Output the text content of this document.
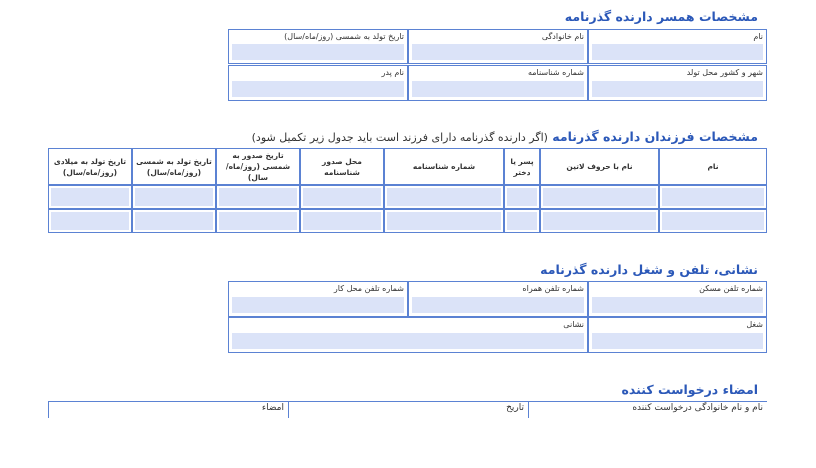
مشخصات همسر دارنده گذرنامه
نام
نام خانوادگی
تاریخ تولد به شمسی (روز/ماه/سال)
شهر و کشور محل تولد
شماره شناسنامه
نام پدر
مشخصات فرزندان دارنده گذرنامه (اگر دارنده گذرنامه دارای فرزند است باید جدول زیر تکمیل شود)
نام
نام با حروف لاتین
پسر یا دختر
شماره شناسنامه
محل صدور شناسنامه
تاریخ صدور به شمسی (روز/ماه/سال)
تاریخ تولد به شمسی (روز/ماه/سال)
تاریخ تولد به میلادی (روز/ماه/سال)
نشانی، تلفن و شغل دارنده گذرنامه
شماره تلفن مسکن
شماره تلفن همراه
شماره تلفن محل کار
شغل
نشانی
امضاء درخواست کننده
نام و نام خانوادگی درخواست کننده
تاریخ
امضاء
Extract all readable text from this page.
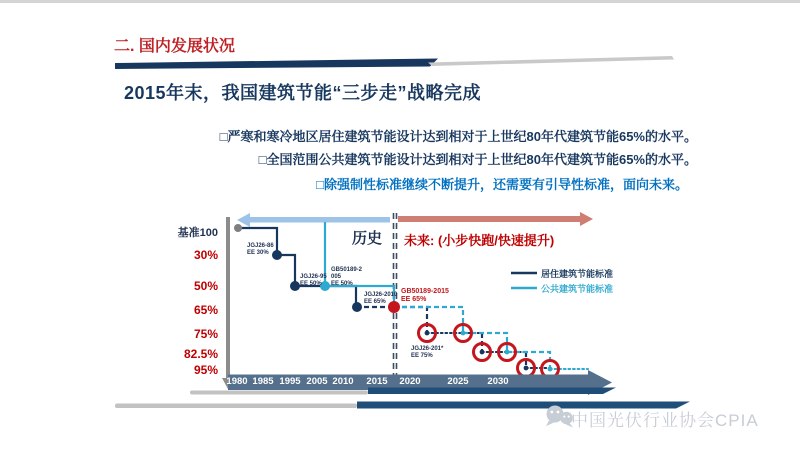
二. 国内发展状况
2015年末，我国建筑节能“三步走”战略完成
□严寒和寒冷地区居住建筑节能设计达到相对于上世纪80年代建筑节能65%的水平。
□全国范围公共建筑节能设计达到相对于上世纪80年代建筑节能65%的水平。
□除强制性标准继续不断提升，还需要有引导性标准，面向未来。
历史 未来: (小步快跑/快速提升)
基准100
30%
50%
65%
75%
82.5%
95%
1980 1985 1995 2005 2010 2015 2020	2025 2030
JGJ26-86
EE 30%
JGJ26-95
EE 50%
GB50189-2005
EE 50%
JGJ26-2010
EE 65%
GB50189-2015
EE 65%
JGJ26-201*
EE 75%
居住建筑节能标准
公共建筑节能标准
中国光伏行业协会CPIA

Exercise instructions:
Write out, word for word, the line containing "Extract all readable text from this page." and each line after it to the end of the data, and nothing more. Drop the pictures.

Solved problem:
Extract all readable text from this page.
二. 国内发展状况
2015年末，我国建筑节能“三步走”战略完成
□严寒和寒冷地区居住建筑节能设计达到相对于上世纪80年代建筑节能65%的水平。
□全国范围公共建筑节能设计达到相对于上世纪80年代建筑节能65%的水平。
□除强制性标准继续不断提升，还需要有引导性标准，面向未来。
历史 未来: (小步快跑/快速提升)
基准100
30%
50%
65%
75%
82.5%
95%
1980 1985 1995 2005 2010 2015 2020	2025 2030
JGJ26-86
EE 30%
JGJ26-95
EE 50%
GB50189-2005
EE 50%
JGJ26-2010
EE 65%
GB50189-2015
EE 65%
JGJ26-201*
EE 75%
居住建筑节能标准
公共建筑节能标准
中国光伏行业协会CPIA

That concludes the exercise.